Diritto connesso ed equo compenso degli editori di giornali. Normativa e ruolo dell’Agcom

Nella riunione del 24 luglio scorso, il Consiglio dell’Autorità ha deliberato l’ammontare dell’equo compenso dovuto al gruppo GEDI da parte di Micorsoft per l’utilizzo delle pubblicazioni di carattere giornalistico del noto gruppo editoriale sul motorie di ricerca Bing. Si tratta della prima delibera adottata da Agcom in ossequio al recepimento ed all’attuazione della Direttiva Copyright in Italia.

La delibera in esame ha ad oggetto il tema del diritto “connesso” degli editori giornalistici e del cd “equo compenso per l’utilizzo online di pubblicazioni giornalistiche, individuate dall’art 15 Direttiva Copyright (Direttiva 2019/790 dell’UE) e recepito in Italia con il D.lgs 177/2021 che ha modificato la Legge sul Diritto d’Autore (L. 633/1941 e s.m.i. anche detta “LDA”).

La norma è stata introdotta dal legislatore europeo allo scopo di colmare lo squilibrio di ricavi (il cd. value gap) tra le piattaforme online e i titolari dei diritti sulle pubblicazioni giornalistiche.

L’intento è stato tradotto dal legislatore nazionale con il novello articolo artt. 43 bis LDA.

La norma individua in favore degli editori il diritto esclusivo di autorizzare la riproduzione e la comunicazione al pubblico, tramite il web, delle pubblicazioni giornalistiche ed obbliga i prestatori di servizi della società dell’informazione a riconoscere loro un equo compenso per l’utilizzo online delle opere (art. 43 bis, c. 8). Una quota compresa tra il 2% e il 5% di tale equo compenso va riconosciuta poi dagli editori agli autori delle opere (art. 43 bis, c. 13).

I prestatori di servizi, quali motori di ricerca, piattaforme social e altri aggregatori di contenuti online, sono quindi obbligati dalla Legge a negoziare con gli editori un accordo per l’utilizzo delle opere giornalistiche.

È in questa fase che assume rilievo l’AgCom.
• • • • •
Le tue istruzioni
Scrivi il seguito del testo sull'equo compenso degli editori di giornali, riprendendo dal punto in cui si ferma. Il materiale che segue non serve.
• • • • •
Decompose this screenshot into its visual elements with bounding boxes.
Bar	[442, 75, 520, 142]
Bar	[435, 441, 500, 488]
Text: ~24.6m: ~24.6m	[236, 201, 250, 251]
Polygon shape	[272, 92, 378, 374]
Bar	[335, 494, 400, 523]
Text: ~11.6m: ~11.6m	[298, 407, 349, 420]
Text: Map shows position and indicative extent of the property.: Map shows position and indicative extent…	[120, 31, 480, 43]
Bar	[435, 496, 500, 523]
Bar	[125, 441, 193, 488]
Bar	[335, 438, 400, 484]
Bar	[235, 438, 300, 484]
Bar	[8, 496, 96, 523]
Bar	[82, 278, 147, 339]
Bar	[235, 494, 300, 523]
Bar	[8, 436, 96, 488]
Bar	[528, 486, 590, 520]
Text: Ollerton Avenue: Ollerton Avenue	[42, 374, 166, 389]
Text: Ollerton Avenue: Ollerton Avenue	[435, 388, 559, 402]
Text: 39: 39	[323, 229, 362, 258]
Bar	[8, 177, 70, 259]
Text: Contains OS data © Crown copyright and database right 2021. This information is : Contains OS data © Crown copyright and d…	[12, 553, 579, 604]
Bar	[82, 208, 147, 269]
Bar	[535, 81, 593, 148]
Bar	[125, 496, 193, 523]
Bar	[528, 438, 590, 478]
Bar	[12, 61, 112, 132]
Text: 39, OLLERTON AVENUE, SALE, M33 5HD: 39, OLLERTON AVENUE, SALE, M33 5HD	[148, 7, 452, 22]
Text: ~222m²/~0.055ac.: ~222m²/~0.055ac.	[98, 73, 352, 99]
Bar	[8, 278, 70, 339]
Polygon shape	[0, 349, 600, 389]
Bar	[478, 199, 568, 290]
• • • • •
Risposta attesa
La Legge prevede infatti che la negoziazione tra editori e piattaforme vada condotta tenendo conto dei criteri stabiliti dall’Autorità, ossia quelli individuati dal Regolamento approvato con la Delibera. 03/2023/Cons.

L’art. 4 del Regolamento stabilisce, nello specifico, i criteri per la negoziazione con i c.d. Over The Top (OTT), quelle imprese che forniscono, attraverso la rete Internet, servizi, contenuti e applicazioni di tipo “ rich media ”, che traggono ricavo, in prevalenza, dalla vendita di contenuti e servizi tramite concessionari agli utenti finali o di spazi pubblicitari.

Il Regolamento attribuisce poi la facoltà alle parti, in caso di mancato raggiungimento di un accordo sull’equo compenso, di formulare una richiesta di intervento dell’Autorità, attivando così una procedura amministrativa finalizzata alla determinazione dell’equo compenso.

Nel caso di specie, l’AgCom, investita della richiesta di intervento, dopo aver valutato le proposte economiche formulate dalle parti e averle ritenute non conformi ai criteri di cui all’articolo 4 del Regolamento, ha determinato con provvedimento l’equo compenso spettante a GEDI, quantificandolo in 364.369,00 dollari (335.330,00 euro) per il 2021 e 427.593,00 dollari (393.510,00 euro) per il 2022.

I criteri adottati dall’Agcom. Elementi di discussione

Come risulta dal Comunicato del 25/07/2024, l’equo compenso dovuto agli editori è stato calcolato sulla base dei ricavi pubblicitari del prestatore derivanti dall’utilizzo online delle pubblicazioni, al netto dei ricavi dell’editore attribuibili al traffico di reindirizzamento generato sul proprio sito web dalle pubblicazioni utilizzate online dal prestatore.

A tale base di tale calcolo è stata applicata un’aliquota fino al 70% determinata sulla base dei criteri elencati al comma 3 dell’articolo 4 del Regolamento.

Nel determinare la base di calcolo, l’Autorità avrebbe altresì tenuto conto dei “ meccanismi di funzionamento dei servizi del prestatore e del relativo modello di business ”, come richiesto dall’art. 4 comma 2 del Regolamento, considerando nel dettaglio i meccanismi di funzionamento del motore di ricerca Bing.

Infine, l’Autorità si è espressa sulla definizione di “estratto molto breve”.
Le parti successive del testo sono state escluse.